Stored data
====================

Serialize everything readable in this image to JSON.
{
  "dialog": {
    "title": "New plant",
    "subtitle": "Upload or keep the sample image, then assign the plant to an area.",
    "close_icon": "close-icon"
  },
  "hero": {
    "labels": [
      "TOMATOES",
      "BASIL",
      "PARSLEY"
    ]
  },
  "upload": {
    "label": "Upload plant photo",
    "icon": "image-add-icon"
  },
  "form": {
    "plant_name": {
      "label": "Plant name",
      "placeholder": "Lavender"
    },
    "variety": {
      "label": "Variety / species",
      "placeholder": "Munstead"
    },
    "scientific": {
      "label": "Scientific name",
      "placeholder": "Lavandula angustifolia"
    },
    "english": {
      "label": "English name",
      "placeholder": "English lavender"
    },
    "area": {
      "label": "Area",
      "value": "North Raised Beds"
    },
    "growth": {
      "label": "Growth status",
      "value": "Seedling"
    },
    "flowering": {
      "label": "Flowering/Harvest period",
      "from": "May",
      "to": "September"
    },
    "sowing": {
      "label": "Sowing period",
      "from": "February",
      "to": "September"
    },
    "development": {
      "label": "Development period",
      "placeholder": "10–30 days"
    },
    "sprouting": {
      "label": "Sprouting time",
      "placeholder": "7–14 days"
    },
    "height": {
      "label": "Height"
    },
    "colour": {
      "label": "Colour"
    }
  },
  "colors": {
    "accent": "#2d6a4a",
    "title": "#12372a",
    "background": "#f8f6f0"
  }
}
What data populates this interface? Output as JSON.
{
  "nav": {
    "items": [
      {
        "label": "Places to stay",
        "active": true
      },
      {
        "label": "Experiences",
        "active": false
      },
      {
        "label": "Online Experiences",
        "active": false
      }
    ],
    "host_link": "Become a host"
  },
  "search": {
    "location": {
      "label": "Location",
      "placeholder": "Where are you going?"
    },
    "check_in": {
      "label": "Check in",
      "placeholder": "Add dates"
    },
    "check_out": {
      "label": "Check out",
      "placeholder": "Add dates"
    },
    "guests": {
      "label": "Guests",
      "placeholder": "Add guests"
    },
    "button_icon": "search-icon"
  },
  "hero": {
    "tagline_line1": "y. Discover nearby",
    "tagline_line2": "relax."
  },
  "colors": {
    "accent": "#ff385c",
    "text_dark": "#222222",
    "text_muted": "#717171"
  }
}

====================

Direction
From the data above, copy each line where the string "period" appears.

The solution
      "label": "Flowering/Harvest period",
      "label": "Sowing period",
      "label": "Development period",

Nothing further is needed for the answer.